#### À FAIRE:
Recopiez à l'identique les lignes des enregistrements, depuis la toute première jusqu'à celle qui contient "colorbar-swatch: [510, 880, 544, 909]", cette dernière incluse.

(Entrées de position des items)
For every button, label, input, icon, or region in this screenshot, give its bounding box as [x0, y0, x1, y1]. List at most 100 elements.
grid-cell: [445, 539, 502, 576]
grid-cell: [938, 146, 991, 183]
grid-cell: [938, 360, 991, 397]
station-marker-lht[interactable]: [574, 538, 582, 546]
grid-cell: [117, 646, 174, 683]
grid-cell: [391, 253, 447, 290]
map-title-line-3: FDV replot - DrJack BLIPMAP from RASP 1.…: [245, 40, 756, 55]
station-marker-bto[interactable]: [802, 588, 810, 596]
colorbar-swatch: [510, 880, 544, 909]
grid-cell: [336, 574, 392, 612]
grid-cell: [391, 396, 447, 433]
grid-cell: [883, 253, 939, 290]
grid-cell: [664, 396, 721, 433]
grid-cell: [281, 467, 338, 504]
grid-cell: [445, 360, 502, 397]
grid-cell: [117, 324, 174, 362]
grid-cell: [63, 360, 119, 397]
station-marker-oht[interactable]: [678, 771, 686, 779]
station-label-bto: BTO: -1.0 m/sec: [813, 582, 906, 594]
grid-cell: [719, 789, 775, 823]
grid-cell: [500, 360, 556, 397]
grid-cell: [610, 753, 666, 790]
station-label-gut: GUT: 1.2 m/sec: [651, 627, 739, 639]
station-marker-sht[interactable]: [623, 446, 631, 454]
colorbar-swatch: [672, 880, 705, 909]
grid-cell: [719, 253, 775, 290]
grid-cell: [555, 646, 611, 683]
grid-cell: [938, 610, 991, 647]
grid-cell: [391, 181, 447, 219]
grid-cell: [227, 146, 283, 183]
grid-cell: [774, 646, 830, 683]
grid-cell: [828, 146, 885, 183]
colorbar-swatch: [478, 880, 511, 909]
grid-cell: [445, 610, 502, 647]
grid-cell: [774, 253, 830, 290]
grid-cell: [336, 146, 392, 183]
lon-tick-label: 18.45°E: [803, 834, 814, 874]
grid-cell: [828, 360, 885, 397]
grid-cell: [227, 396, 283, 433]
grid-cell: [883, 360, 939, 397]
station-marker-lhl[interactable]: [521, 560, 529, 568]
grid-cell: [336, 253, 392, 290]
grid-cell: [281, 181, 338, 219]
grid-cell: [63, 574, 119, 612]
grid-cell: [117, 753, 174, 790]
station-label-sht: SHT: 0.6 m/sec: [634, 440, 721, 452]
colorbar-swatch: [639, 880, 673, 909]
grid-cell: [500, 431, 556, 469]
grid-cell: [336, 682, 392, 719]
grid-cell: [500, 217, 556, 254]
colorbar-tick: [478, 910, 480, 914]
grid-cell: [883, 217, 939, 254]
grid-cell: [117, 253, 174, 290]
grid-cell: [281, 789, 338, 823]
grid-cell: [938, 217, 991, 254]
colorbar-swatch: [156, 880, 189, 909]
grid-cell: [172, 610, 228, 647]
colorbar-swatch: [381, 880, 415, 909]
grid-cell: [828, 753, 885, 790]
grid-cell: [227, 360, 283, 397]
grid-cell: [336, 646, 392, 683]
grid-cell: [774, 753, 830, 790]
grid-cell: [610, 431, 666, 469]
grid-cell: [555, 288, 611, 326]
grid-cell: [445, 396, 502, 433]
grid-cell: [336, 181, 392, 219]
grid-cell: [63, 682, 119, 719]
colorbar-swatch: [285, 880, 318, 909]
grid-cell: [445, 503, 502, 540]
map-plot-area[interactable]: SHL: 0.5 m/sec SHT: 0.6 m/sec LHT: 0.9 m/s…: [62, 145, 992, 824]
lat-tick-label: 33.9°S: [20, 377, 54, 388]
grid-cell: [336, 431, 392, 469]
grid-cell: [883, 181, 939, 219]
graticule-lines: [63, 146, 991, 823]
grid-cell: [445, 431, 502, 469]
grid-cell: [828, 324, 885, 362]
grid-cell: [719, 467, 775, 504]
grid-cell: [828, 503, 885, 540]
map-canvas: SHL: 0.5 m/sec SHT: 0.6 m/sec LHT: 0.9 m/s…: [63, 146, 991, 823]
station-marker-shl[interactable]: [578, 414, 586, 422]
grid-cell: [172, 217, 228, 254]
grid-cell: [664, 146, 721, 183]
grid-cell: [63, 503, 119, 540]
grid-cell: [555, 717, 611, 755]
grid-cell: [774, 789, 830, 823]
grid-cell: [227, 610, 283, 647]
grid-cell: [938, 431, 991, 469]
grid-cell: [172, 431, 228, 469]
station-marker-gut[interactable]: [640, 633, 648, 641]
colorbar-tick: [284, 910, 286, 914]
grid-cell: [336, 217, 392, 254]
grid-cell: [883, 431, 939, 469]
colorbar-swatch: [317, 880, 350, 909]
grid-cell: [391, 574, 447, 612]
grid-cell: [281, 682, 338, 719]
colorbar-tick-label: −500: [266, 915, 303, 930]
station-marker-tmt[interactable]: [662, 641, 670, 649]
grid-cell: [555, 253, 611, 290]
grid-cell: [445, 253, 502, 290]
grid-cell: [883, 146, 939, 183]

#### RÉSULTAT:
For every button, label, input, icon, or region in this screenshot, give its bounding box as [x0, y0, x1, y1]. List at most 100 elements.
grid-cell: [445, 539, 502, 576]
grid-cell: [938, 146, 991, 183]
grid-cell: [938, 360, 991, 397]
station-marker-lht[interactable]: [574, 538, 582, 546]
grid-cell: [117, 646, 174, 683]
grid-cell: [391, 253, 447, 290]
map-title-line-3: FDV replot - DrJack BLIPMAP from RASP 1.…: [245, 40, 756, 55]
station-marker-bto[interactable]: [802, 588, 810, 596]
colorbar-swatch: [510, 880, 544, 909]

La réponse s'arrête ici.